START DATA SUPPLIED
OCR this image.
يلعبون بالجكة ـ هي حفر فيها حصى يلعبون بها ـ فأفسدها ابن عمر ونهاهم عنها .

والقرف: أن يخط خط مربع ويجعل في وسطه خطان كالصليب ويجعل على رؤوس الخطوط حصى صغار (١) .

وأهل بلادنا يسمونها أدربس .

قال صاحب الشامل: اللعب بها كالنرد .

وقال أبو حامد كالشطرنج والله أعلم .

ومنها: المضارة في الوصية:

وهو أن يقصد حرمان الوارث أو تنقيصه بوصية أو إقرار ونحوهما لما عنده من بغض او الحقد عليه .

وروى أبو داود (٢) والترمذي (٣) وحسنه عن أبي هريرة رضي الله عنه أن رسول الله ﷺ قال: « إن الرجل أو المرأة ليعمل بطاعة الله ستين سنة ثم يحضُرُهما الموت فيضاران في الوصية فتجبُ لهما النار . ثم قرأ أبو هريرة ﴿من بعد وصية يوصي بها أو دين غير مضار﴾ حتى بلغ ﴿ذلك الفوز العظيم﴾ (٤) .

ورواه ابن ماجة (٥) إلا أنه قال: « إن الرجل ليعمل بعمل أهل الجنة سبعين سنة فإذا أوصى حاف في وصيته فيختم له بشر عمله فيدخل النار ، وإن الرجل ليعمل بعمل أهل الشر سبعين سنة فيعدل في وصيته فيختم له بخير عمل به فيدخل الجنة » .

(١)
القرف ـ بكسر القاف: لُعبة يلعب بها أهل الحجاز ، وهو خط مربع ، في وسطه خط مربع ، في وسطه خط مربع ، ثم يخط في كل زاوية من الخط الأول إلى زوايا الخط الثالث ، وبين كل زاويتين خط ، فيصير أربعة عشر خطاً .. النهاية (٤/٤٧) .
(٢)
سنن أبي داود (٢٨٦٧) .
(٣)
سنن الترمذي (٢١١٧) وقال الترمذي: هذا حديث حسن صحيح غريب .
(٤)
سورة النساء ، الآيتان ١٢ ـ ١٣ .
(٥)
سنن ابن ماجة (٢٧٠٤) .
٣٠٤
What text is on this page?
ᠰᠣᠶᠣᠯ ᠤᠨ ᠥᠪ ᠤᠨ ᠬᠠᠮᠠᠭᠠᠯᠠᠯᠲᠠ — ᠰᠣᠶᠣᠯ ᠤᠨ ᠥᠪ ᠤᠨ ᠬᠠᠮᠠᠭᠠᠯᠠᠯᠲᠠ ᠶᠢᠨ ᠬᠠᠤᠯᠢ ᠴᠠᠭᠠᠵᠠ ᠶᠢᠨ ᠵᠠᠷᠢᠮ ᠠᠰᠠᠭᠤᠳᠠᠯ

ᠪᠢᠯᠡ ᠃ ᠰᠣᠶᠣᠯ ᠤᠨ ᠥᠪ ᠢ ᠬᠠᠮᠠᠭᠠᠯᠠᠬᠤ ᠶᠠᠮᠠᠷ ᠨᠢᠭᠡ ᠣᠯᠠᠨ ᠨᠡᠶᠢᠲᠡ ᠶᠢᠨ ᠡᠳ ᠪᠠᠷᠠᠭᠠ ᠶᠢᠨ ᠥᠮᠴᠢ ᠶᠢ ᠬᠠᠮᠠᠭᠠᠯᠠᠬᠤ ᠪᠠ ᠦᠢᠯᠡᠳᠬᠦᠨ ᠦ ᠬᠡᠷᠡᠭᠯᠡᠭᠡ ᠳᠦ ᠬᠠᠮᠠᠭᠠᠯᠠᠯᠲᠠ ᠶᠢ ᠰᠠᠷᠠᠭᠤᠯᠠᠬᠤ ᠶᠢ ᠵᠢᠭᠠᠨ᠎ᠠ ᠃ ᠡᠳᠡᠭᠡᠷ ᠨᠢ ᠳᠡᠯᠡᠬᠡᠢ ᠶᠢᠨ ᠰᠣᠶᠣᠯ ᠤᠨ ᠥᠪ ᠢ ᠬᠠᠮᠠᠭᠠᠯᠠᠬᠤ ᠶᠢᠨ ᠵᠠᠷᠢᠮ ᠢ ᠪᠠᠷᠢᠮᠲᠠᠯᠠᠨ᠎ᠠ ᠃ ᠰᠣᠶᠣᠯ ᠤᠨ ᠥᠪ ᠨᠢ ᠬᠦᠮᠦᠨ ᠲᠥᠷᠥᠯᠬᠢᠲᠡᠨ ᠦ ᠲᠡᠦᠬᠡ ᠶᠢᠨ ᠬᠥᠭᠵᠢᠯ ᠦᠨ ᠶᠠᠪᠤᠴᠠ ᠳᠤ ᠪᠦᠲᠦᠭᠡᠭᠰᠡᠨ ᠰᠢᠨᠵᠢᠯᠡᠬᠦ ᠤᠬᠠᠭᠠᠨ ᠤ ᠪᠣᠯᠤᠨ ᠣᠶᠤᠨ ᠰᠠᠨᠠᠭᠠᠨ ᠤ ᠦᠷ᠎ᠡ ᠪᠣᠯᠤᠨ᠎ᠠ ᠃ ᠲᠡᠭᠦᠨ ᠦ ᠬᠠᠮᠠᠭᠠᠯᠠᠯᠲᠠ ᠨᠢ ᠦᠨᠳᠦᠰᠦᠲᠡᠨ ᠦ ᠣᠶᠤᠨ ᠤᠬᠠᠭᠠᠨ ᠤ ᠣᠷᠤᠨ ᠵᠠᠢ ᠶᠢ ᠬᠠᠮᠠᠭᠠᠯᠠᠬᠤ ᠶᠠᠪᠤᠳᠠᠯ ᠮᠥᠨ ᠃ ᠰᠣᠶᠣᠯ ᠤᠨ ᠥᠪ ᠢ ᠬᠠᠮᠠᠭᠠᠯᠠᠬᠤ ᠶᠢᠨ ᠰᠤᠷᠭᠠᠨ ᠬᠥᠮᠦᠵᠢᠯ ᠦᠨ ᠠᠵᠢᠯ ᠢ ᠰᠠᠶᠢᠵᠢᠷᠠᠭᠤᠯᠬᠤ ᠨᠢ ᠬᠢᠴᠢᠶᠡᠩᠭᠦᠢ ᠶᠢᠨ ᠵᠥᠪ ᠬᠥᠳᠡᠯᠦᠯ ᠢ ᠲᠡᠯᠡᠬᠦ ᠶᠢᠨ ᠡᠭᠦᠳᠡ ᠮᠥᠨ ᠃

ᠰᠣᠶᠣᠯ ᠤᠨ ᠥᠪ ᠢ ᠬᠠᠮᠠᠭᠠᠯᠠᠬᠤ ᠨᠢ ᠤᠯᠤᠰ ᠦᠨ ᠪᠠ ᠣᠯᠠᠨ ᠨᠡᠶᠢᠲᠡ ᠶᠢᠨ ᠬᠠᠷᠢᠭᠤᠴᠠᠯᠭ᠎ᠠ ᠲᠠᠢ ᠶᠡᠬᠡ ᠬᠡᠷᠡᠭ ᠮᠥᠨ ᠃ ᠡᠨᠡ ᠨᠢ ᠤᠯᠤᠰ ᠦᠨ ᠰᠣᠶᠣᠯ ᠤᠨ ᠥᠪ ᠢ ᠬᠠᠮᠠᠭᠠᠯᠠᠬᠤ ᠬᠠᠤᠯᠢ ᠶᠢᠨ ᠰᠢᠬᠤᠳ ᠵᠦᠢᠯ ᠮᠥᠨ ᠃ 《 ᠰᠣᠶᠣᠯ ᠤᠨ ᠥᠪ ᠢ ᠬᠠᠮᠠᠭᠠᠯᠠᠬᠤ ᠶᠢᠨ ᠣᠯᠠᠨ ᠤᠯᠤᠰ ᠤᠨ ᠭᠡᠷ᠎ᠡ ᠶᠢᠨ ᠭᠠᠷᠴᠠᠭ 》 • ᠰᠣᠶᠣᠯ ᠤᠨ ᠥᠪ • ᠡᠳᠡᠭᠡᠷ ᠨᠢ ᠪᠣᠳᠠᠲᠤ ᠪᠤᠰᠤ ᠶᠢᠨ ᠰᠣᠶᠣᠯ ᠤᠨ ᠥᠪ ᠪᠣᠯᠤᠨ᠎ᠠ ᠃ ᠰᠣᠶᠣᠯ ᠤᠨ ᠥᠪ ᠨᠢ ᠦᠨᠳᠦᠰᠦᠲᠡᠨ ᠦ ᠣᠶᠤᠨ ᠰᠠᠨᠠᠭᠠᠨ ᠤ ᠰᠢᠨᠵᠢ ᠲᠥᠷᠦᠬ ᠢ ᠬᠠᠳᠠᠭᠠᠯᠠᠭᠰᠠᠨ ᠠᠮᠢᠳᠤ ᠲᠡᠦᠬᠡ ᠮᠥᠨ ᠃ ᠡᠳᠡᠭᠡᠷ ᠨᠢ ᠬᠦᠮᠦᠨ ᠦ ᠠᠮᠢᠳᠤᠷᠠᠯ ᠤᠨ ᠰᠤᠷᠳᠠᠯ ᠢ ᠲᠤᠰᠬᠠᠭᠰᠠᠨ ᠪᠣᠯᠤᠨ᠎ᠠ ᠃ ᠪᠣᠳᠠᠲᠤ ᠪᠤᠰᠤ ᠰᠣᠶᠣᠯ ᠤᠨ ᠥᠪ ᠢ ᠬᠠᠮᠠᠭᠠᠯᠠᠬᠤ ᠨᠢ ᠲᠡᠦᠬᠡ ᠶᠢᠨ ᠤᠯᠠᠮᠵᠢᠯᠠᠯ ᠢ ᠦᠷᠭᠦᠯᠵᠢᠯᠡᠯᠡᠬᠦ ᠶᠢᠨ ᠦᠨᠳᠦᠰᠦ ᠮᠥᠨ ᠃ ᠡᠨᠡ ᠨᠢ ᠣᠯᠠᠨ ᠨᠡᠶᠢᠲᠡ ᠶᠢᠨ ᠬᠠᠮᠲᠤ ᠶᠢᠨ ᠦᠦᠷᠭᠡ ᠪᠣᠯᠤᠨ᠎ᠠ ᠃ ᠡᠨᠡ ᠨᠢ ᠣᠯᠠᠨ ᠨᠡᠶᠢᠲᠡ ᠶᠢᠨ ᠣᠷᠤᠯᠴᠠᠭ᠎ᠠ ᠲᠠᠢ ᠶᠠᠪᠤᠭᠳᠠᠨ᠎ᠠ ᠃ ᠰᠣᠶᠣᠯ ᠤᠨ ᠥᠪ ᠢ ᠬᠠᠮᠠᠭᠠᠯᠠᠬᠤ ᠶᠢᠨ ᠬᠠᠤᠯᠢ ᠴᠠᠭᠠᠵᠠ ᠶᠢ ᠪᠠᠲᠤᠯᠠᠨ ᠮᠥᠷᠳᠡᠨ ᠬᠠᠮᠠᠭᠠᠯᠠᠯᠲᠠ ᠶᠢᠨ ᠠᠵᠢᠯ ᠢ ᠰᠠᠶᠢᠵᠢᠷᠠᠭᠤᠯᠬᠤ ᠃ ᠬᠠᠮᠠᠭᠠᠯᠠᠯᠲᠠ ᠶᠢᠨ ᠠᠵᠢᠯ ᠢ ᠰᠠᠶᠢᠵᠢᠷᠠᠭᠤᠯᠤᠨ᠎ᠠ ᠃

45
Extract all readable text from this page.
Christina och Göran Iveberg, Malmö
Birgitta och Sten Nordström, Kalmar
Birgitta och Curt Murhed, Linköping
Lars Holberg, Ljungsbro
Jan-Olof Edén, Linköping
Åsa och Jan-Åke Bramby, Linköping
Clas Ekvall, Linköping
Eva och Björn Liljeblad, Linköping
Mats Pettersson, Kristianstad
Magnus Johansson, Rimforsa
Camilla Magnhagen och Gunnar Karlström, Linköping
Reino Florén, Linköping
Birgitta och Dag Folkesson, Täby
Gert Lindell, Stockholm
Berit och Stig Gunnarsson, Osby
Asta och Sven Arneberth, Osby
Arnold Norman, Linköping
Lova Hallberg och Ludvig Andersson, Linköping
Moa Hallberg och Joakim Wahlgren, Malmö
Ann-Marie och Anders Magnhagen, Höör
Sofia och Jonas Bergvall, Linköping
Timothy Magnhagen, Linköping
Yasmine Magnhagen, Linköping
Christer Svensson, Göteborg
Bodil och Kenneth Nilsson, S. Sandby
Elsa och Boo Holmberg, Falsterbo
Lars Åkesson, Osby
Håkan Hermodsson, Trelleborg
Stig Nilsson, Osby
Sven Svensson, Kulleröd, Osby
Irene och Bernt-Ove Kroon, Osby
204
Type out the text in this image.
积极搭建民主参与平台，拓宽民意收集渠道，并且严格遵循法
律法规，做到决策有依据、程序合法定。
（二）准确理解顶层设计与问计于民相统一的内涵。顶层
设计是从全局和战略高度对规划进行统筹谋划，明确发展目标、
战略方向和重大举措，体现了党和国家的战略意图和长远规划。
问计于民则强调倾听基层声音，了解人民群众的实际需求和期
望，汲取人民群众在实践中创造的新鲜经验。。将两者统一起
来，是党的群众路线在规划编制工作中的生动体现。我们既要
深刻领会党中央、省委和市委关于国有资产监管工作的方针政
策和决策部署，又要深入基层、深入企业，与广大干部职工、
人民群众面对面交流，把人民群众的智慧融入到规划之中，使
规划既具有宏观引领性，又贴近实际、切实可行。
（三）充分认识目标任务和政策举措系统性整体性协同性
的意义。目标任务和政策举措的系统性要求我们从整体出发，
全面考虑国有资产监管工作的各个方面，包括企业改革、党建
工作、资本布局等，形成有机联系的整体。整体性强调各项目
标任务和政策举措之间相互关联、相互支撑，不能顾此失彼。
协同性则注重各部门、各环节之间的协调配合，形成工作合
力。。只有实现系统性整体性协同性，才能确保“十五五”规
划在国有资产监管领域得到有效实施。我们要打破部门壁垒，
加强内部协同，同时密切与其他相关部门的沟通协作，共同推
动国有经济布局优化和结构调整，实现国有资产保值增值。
END DATA SUPPLIED
### OBJECTIVE
Using the entries above, find all lines with "ᠰᠠᠨᠠᠭᠠᠨ". Copy them.

### SOLUTION
ᠪᠢᠯᠡ ᠃ ᠰᠣᠶᠣᠯ ᠤᠨ ᠥᠪ ᠢ ᠬᠠᠮᠠᠭᠠᠯᠠᠬᠤ ᠶᠠᠮᠠᠷ ᠨᠢᠭᠡ ᠣᠯᠠᠨ ᠨᠡᠶᠢᠲᠡ ᠶᠢᠨ ᠡᠳ ᠪᠠᠷᠠᠭᠠ ᠶᠢᠨ ᠥᠮᠴᠢ ᠶᠢ ᠬᠠᠮᠠᠭᠠᠯᠠᠬᠤ ᠪᠠ ᠦᠢᠯᠡᠳᠬᠦᠨ ᠦ ᠬᠡᠷᠡᠭᠯᠡᠭᠡ ᠳᠦ ᠬᠠᠮᠠᠭᠠᠯᠠᠯᠲᠠ ᠶᠢ ᠰᠠᠷᠠᠭᠤᠯᠠᠬᠤ ᠶᠢ ᠵᠢᠭᠠᠨ᠎ᠠ ᠃ ᠡᠳᠡᠭᠡᠷ ᠨᠢ ᠳᠡᠯᠡᠬᠡᠢ ᠶᠢᠨ ᠰᠣᠶᠣᠯ ᠤᠨ ᠥᠪ ᠢ ᠬᠠᠮᠠᠭᠠᠯᠠᠬᠤ ᠶᠢᠨ ᠵᠠᠷᠢᠮ ᠢ ᠪᠠᠷᠢᠮᠲᠠᠯᠠᠨ᠎ᠠ ᠃ ᠰᠣᠶᠣᠯ ᠤᠨ ᠥᠪ ᠨᠢ ᠬᠦᠮᠦᠨ ᠲᠥᠷᠥᠯᠬᠢᠲᠡᠨ ᠦ ᠲᠡᠦᠬᠡ ᠶᠢᠨ ᠬᠥᠭᠵᠢᠯ ᠦᠨ ᠶᠠᠪᠤᠴᠠ ᠳᠤ ᠪᠦᠲᠦᠭᠡᠭᠰᠡᠨ ᠰᠢᠨᠵᠢᠯᠡᠬᠦ ᠤᠬᠠᠭᠠᠨ ᠤ ᠪᠣᠯᠤᠨ ᠣᠶᠤᠨ ᠰᠠᠨᠠᠭᠠᠨ ᠤ ᠦᠷ᠎ᠡ ᠪᠣᠯᠤᠨ᠎ᠠ ᠃ ᠲᠡᠭᠦᠨ ᠦ ᠬᠠᠮᠠᠭᠠᠯᠠᠯᠲᠠ ᠨᠢ ᠦᠨᠳᠦᠰᠦᠲᠡᠨ ᠦ ᠣᠶᠤᠨ ᠤᠬᠠᠭᠠᠨ ᠤ ᠣᠷᠤᠨ ᠵᠠᠢ ᠶᠢ ᠬᠠᠮᠠᠭᠠᠯᠠᠬᠤ ᠶᠠᠪᠤᠳᠠᠯ ᠮᠥᠨ ᠃ ᠰᠣᠶᠣᠯ ᠤᠨ ᠥᠪ ᠢ ᠬᠠᠮᠠᠭᠠᠯᠠᠬᠤ ᠶᠢᠨ ᠰᠤᠷᠭᠠᠨ ᠬᠥᠮᠦᠵᠢᠯ ᠦᠨ ᠠᠵᠢᠯ ᠢ ᠰᠠᠶᠢᠵᠢᠷᠠᠭᠤᠯᠬᠤ ᠨᠢ ᠬᠢᠴᠢᠶᠡᠩᠭᠦᠢ ᠶᠢᠨ ᠵᠥᠪ ᠬᠥᠳᠡᠯᠦᠯ ᠢ ᠲᠡᠯᠡᠬᠦ ᠶᠢᠨ ᠡᠭᠦᠳᠡ ᠮᠥᠨ ᠃
ᠰᠣᠶᠣᠯ ᠤᠨ ᠥᠪ ᠢ ᠬᠠᠮᠠᠭᠠᠯᠠᠬᠤ ᠨᠢ ᠤᠯᠤᠰ ᠦᠨ ᠪᠠ ᠣᠯᠠᠨ ᠨᠡᠶᠢᠲᠡ ᠶᠢᠨ ᠬᠠᠷᠢᠭᠤᠴᠠᠯᠭ᠎ᠠ ᠲᠠᠢ ᠶᠡᠬᠡ ᠬᠡᠷᠡᠭ ᠮᠥᠨ ᠃ ᠡᠨᠡ ᠨᠢ ᠤᠯᠤᠰ ᠦᠨ ᠰᠣᠶᠣᠯ ᠤᠨ ᠥᠪ ᠢ ᠬᠠᠮᠠᠭᠠᠯᠠᠬᠤ ᠬᠠᠤᠯᠢ ᠶᠢᠨ ᠰᠢᠬᠤᠳ ᠵᠦᠢᠯ ᠮᠥᠨ ᠃ 《 ᠰᠣᠶᠣᠯ ᠤᠨ ᠥᠪ ᠢ ᠬᠠᠮᠠᠭᠠᠯᠠᠬᠤ ᠶᠢᠨ ᠣᠯᠠᠨ ᠤᠯᠤᠰ ᠤᠨ ᠭᠡᠷ᠎ᠡ ᠶᠢᠨ ᠭᠠᠷᠴᠠᠭ 》 • ᠰᠣᠶᠣᠯ ᠤᠨ ᠥᠪ • ᠡᠳᠡᠭᠡᠷ ᠨᠢ ᠪᠣᠳᠠᠲᠤ ᠪᠤᠰᠤ ᠶᠢᠨ ᠰᠣᠶᠣᠯ ᠤᠨ ᠥᠪ ᠪᠣᠯᠤᠨ᠎ᠠ ᠃ ᠰᠣᠶᠣᠯ ᠤᠨ ᠥᠪ ᠨᠢ ᠦᠨᠳᠦᠰᠦᠲᠡᠨ ᠦ ᠣᠶᠤᠨ ᠰᠠᠨᠠᠭᠠᠨ ᠤ ᠰᠢᠨᠵᠢ ᠲᠥᠷᠦᠬ ᠢ ᠬᠠᠳᠠᠭᠠᠯᠠᠭᠰᠠᠨ ᠠᠮᠢᠳᠤ ᠲᠡᠦᠬᠡ ᠮᠥᠨ ᠃ ᠡᠳᠡᠭᠡᠷ ᠨᠢ ᠬᠦᠮᠦᠨ ᠦ ᠠᠮᠢᠳᠤᠷᠠᠯ ᠤᠨ ᠰᠤᠷᠳᠠᠯ ᠢ ᠲᠤᠰᠬᠠᠭᠰᠠᠨ ᠪᠣᠯᠤᠨ᠎ᠠ ᠃ ᠪᠣᠳᠠᠲᠤ ᠪᠤᠰᠤ ᠰᠣᠶᠣᠯ ᠤᠨ ᠥᠪ ᠢ ᠬᠠᠮᠠᠭᠠᠯᠠᠬᠤ ᠨᠢ ᠲᠡᠦᠬᠡ ᠶᠢᠨ ᠤᠯᠠᠮᠵᠢᠯᠠᠯ ᠢ ᠦᠷᠭᠦᠯᠵᠢᠯᠡᠯᠡᠬᠦ ᠶᠢᠨ ᠦᠨᠳᠦᠰᠦ ᠮᠥᠨ ᠃ ᠡᠨᠡ ᠨᠢ ᠣᠯᠠᠨ ᠨᠡᠶᠢᠲᠡ ᠶᠢᠨ ᠬᠠᠮᠲᠤ ᠶᠢᠨ ᠦᠦᠷᠭᠡ ᠪᠣᠯᠤᠨ᠎ᠠ ᠃ ᠡᠨᠡ ᠨᠢ ᠣᠯᠠᠨ ᠨᠡᠶᠢᠲᠡ ᠶᠢᠨ ᠣᠷᠤᠯᠴᠠᠭ᠎ᠠ ᠲᠠᠢ ᠶᠠᠪᠤᠭᠳᠠᠨ᠎ᠠ ᠃ ᠰᠣᠶᠣᠯ ᠤᠨ ᠥᠪ ᠢ ᠬᠠᠮᠠᠭᠠᠯᠠᠬᠤ ᠶᠢᠨ ᠬᠠᠤᠯᠢ ᠴᠠᠭᠠᠵᠠ ᠶᠢ ᠪᠠᠲᠤᠯᠠᠨ ᠮᠥᠷᠳᠡᠨ ᠬᠠᠮᠠᠭᠠᠯᠠᠯᠲᠠ ᠶᠢᠨ ᠠᠵᠢᠯ ᠢ ᠰᠠᠶᠢᠵᠢᠷᠠᠭᠤᠯᠬᠤ ᠃ ᠬᠠᠮᠠᠭᠠᠯᠠᠯᠲᠠ ᠶᠢᠨ ᠠᠵᠢᠯ ᠢ ᠰᠠᠶᠢᠵᠢᠷᠠᠭᠤᠯᠤᠨ᠎ᠠ ᠃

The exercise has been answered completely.